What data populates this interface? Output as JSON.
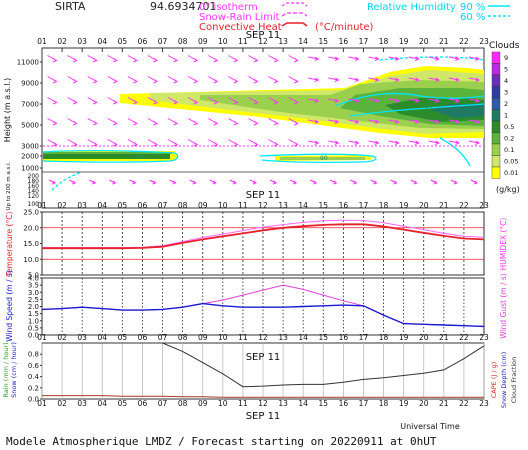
{
  "header": {
    "station": "SIRTA",
    "coords": "94.6934701",
    "leg_isotherm": "0° isotherm",
    "leg_snow_rain": "Snow-Rain Limit",
    "leg_conv_heat": "Convective Heat",
    "leg_conv_unit": "(°C/minute)",
    "leg_rh": "Relative Humidity",
    "leg_rh_90": "90 %",
    "leg_rh_60": "60 %",
    "date_label": "SEP 11",
    "clouds_title": "Clouds",
    "clouds_unit": "(g/kg)"
  },
  "footer": {
    "universal_time": "Universal Time",
    "forecast": "Modele Atmospherique LMDZ / Forecast starting on 20220911 at 0hUT"
  },
  "colors": {
    "clouds": [
      "#ffff00",
      "#cfe86a",
      "#9ad04d",
      "#5ab33b",
      "#2c8c2c",
      "#1e7a62",
      "#2f5aa8",
      "#2e3ba0",
      "#6a2fb8",
      "#b92ae0",
      "#ff2bff"
    ],
    "wind_arrow": "#ff33ff",
    "rh_line": "#00e5ff",
    "temp": "#e8202a",
    "humidex": "#ff66ff",
    "wind_speed": "#1a1ad6",
    "wind_gust": "#e040e0",
    "rain": "#a63a2a",
    "cape": "#333333"
  },
  "chart_data": [
    {
      "type": "area",
      "panel": "vertical cross-section",
      "ylabel": "Height (m a.s.l.)",
      "ylabel_lower": "Up to 200 m a.s.l.",
      "x_ticks": [
        "01",
        "02",
        "03",
        "04",
        "05",
        "06",
        "07",
        "08",
        "09",
        "10",
        "11",
        "12",
        "13",
        "14",
        "15",
        "16",
        "17",
        "18",
        "19",
        "20",
        "21",
        "22",
        "23"
      ],
      "y_ticks": [
        "11000",
        "9000",
        "7000",
        "5000",
        "3000",
        "2000",
        "1000"
      ],
      "y_ticks_lower": [
        "200",
        "180",
        "160",
        "140",
        "120",
        "100"
      ],
      "cloud_scale": [
        "9",
        "5",
        "4",
        "3",
        "2",
        "1",
        "0.5",
        "0.2",
        "0.1",
        "0.05",
        "0.01"
      ],
      "contour_label": "90"
    },
    {
      "type": "line",
      "panel": "temperature",
      "ylabel": "Temperature (°C)",
      "ylabel_right": "HUMIDEX (°C)",
      "y_ticks": [
        "25.0",
        "20.0",
        "15.0",
        "10.0",
        "5.0"
      ],
      "ylim": [
        5,
        25
      ],
      "x": [
        1,
        2,
        3,
        4,
        5,
        6,
        7,
        8,
        9,
        10,
        11,
        12,
        13,
        14,
        15,
        16,
        17,
        18,
        19,
        20,
        21,
        22,
        23
      ],
      "series": [
        {
          "name": "Temperature",
          "values": [
            13.5,
            13.5,
            13.5,
            13.5,
            13.5,
            13.6,
            14.0,
            15.2,
            16.3,
            17.3,
            18.2,
            19.2,
            20.0,
            20.5,
            20.9,
            21.1,
            21.1,
            20.4,
            19.4,
            18.4,
            17.4,
            16.6,
            16.3
          ]
        },
        {
          "name": "HUMIDEX",
          "values": [
            13.7,
            13.7,
            13.7,
            13.7,
            13.7,
            13.8,
            14.3,
            15.6,
            16.9,
            18.0,
            19.1,
            20.2,
            21.0,
            21.7,
            22.2,
            22.4,
            22.3,
            21.6,
            20.5,
            19.4,
            18.2,
            17.3,
            17.0
          ]
        }
      ]
    },
    {
      "type": "line",
      "panel": "wind",
      "ylabel": "Wind Speed (m / s)",
      "ylabel_right": "Wind Gust (m / s)",
      "y_ticks": [
        "4.0",
        "3.5",
        "3.0",
        "2.5",
        "2.0",
        "1.5",
        "1.0",
        "0.5",
        "0.0"
      ],
      "ylim": [
        0,
        4
      ],
      "x": [
        1,
        2,
        3,
        4,
        5,
        6,
        7,
        8,
        9,
        10,
        11,
        12,
        13,
        14,
        15,
        16,
        17,
        18,
        19,
        20,
        21,
        22,
        23
      ],
      "series": [
        {
          "name": "Wind Speed",
          "values": [
            1.8,
            1.85,
            1.95,
            1.85,
            1.75,
            1.75,
            1.8,
            1.95,
            2.2,
            2.05,
            1.95,
            1.95,
            1.95,
            2.0,
            2.05,
            2.1,
            2.05,
            1.4,
            0.8,
            0.75,
            0.7,
            0.65,
            0.6
          ]
        },
        {
          "name": "Wind Gust",
          "values": [
            1.8,
            1.85,
            1.95,
            1.85,
            1.75,
            1.75,
            1.8,
            1.95,
            2.2,
            2.45,
            2.8,
            3.15,
            3.5,
            3.2,
            2.8,
            2.4,
            2.05,
            1.4,
            0.8,
            0.75,
            0.7,
            0.65,
            0.6
          ]
        }
      ]
    },
    {
      "type": "line",
      "panel": "precipitation",
      "ylabel": "Rain (mm / hour)",
      "ylabel_2": "Snow (cm / hour)",
      "ylabel_right": "CAPE (J / g)",
      "ylabel_right_2": "Snow Depth (cm)",
      "ylabel_right_3": "Cloud Fraction",
      "y_ticks": [
        "0.8",
        "0.6",
        "0.4",
        "0.2",
        "0.0"
      ],
      "ylim": [
        0,
        1
      ],
      "x": [
        1,
        2,
        3,
        4,
        5,
        6,
        7,
        8,
        9,
        10,
        11,
        12,
        13,
        14,
        15,
        16,
        17,
        18,
        19,
        20,
        21,
        22,
        23
      ],
      "series": [
        {
          "name": "Cloud Fraction",
          "values": [
            1.0,
            1.0,
            1.0,
            1.0,
            1.0,
            1.0,
            1.0,
            0.85,
            0.65,
            0.45,
            0.22,
            0.23,
            0.25,
            0.26,
            0.26,
            0.3,
            0.35,
            0.38,
            0.42,
            0.46,
            0.52,
            0.72,
            0.95
          ]
        },
        {
          "name": "Rain",
          "values": [
            0.06,
            0.06,
            0.06,
            0.06,
            0.05,
            0.05,
            0.05,
            0.04,
            0.04,
            0.03,
            0.03,
            0.03,
            0.03,
            0.03,
            0.03,
            0.03,
            0.03,
            0.03,
            0.03,
            0.03,
            0.03,
            0.03,
            0.03
          ]
        }
      ]
    }
  ]
}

· · · · ·

Repeat the records above exactly, leaving out any pictures they contain.

### RESULT OF THIS EXERCISE
What data populates this interface? Output as JSON.
{
  "header": {
    "station": "SIRTA",
    "coords": "94.6934701",
    "leg_isotherm": "0° isotherm",
    "leg_snow_rain": "Snow-Rain Limit",
    "leg_conv_heat": "Convective Heat",
    "leg_conv_unit": "(°C/minute)",
    "leg_rh": "Relative Humidity",
    "leg_rh_90": "90 %",
    "leg_rh_60": "60 %",
    "date_label": "SEP 11",
    "clouds_title": "Clouds",
    "clouds_unit": "(g/kg)"
  },
  "footer": {
    "universal_time": "Universal Time",
    "forecast": "Modele Atmospherique LMDZ / Forecast starting on 20220911 at 0hUT"
  },
  "colors": {
    "clouds": [
      "#ffff00",
      "#cfe86a",
      "#9ad04d",
      "#5ab33b",
      "#2c8c2c",
      "#1e7a62",
      "#2f5aa8",
      "#2e3ba0",
      "#6a2fb8",
      "#b92ae0",
      "#ff2bff"
    ],
    "wind_arrow": "#ff33ff",
    "rh_line": "#00e5ff",
    "temp": "#e8202a",
    "humidex": "#ff66ff",
    "wind_speed": "#1a1ad6",
    "wind_gust": "#e040e0",
    "rain": "#a63a2a",
    "cape": "#333333"
  },
  "chart_data": [
    {
      "type": "area",
      "panel": "vertical cross-section",
      "ylabel": "Height (m a.s.l.)",
      "ylabel_lower": "Up to 200 m a.s.l.",
      "x_ticks": [
        "01",
        "02",
        "03",
        "04",
        "05",
        "06",
        "07",
        "08",
        "09",
        "10",
        "11",
        "12",
        "13",
        "14",
        "15",
        "16",
        "17",
        "18",
        "19",
        "20",
        "21",
        "22",
        "23"
      ],
      "y_ticks": [
        "11000",
        "9000",
        "7000",
        "5000",
        "3000",
        "2000",
        "1000"
      ],
      "y_ticks_lower": [
        "200",
        "180",
        "160",
        "140",
        "120",
        "100"
      ],
      "cloud_scale": [
        "9",
        "5",
        "4",
        "3",
        "2",
        "1",
        "0.5",
        "0.2",
        "0.1",
        "0.05",
        "0.01"
      ],
      "contour_label": "90"
    },
    {
      "type": "line",
      "panel": "temperature",
      "ylabel": "Temperature (°C)",
      "ylabel_right": "HUMIDEX (°C)",
      "y_ticks": [
        "25.0",
        "20.0",
        "15.0",
        "10.0",
        "5.0"
      ],
      "ylim": [
        5,
        25
      ],
      "x": [
        1,
        2,
        3,
        4,
        5,
        6,
        7,
        8,
        9,
        10,
        11,
        12,
        13,
        14,
        15,
        16,
        17,
        18,
        19,
        20,
        21,
        22,
        23
      ],
      "series": [
        {
          "name": "Temperature",
          "values": [
            13.5,
            13.5,
            13.5,
            13.5,
            13.5,
            13.6,
            14.0,
            15.2,
            16.3,
            17.3,
            18.2,
            19.2,
            20.0,
            20.5,
            20.9,
            21.1,
            21.1,
            20.4,
            19.4,
            18.4,
            17.4,
            16.6,
            16.3
          ]
        },
        {
          "name": "HUMIDEX",
          "values": [
            13.7,
            13.7,
            13.7,
            13.7,
            13.7,
            13.8,
            14.3,
            15.6,
            16.9,
            18.0,
            19.1,
            20.2,
            21.0,
            21.7,
            22.2,
            22.4,
            22.3,
            21.6,
            20.5,
            19.4,
            18.2,
            17.3,
            17.0
          ]
        }
      ]
    },
    {
      "type": "line",
      "panel": "wind",
      "ylabel": "Wind Speed (m / s)",
      "ylabel_right": "Wind Gust (m / s)",
      "y_ticks": [
        "4.0",
        "3.5",
        "3.0",
        "2.5",
        "2.0",
        "1.5",
        "1.0",
        "0.5",
        "0.0"
      ],
      "ylim": [
        0,
        4
      ],
      "x": [
        1,
        2,
        3,
        4,
        5,
        6,
        7,
        8,
        9,
        10,
        11,
        12,
        13,
        14,
        15,
        16,
        17,
        18,
        19,
        20,
        21,
        22,
        23
      ],
      "series": [
        {
          "name": "Wind Speed",
          "values": [
            1.8,
            1.85,
            1.95,
            1.85,
            1.75,
            1.75,
            1.8,
            1.95,
            2.2,
            2.05,
            1.95,
            1.95,
            1.95,
            2.0,
            2.05,
            2.1,
            2.05,
            1.4,
            0.8,
            0.75,
            0.7,
            0.65,
            0.6
          ]
        },
        {
          "name": "Wind Gust",
          "values": [
            1.8,
            1.85,
            1.95,
            1.85,
            1.75,
            1.75,
            1.8,
            1.95,
            2.2,
            2.45,
            2.8,
            3.15,
            3.5,
            3.2,
            2.8,
            2.4,
            2.05,
            1.4,
            0.8,
            0.75,
            0.7,
            0.65,
            0.6
          ]
        }
      ]
    },
    {
      "type": "line",
      "panel": "precipitation",
      "ylabel": "Rain (mm / hour)",
      "ylabel_2": "Snow (cm / hour)",
      "ylabel_right": "CAPE (J / g)",
      "ylabel_right_2": "Snow Depth (cm)",
      "ylabel_right_3": "Cloud Fraction",
      "y_ticks": [
        "0.8",
        "0.6",
        "0.4",
        "0.2",
        "0.0"
      ],
      "ylim": [
        0,
        1
      ],
      "x": [
        1,
        2,
        3,
        4,
        5,
        6,
        7,
        8,
        9,
        10,
        11,
        12,
        13,
        14,
        15,
        16,
        17,
        18,
        19,
        20,
        21,
        22,
        23
      ],
      "series": [
        {
          "name": "Cloud Fraction",
          "values": [
            1.0,
            1.0,
            1.0,
            1.0,
            1.0,
            1.0,
            1.0,
            0.85,
            0.65,
            0.45,
            0.22,
            0.23,
            0.25,
            0.26,
            0.26,
            0.3,
            0.35,
            0.38,
            0.42,
            0.46,
            0.52,
            0.72,
            0.95
          ]
        },
        {
          "name": "Rain",
          "values": [
            0.06,
            0.06,
            0.06,
            0.06,
            0.05,
            0.05,
            0.05,
            0.04,
            0.04,
            0.03,
            0.03,
            0.03,
            0.03,
            0.03,
            0.03,
            0.03,
            0.03,
            0.03,
            0.03,
            0.03,
            0.03,
            0.03,
            0.03
          ]
        }
      ]
    }
  ]
}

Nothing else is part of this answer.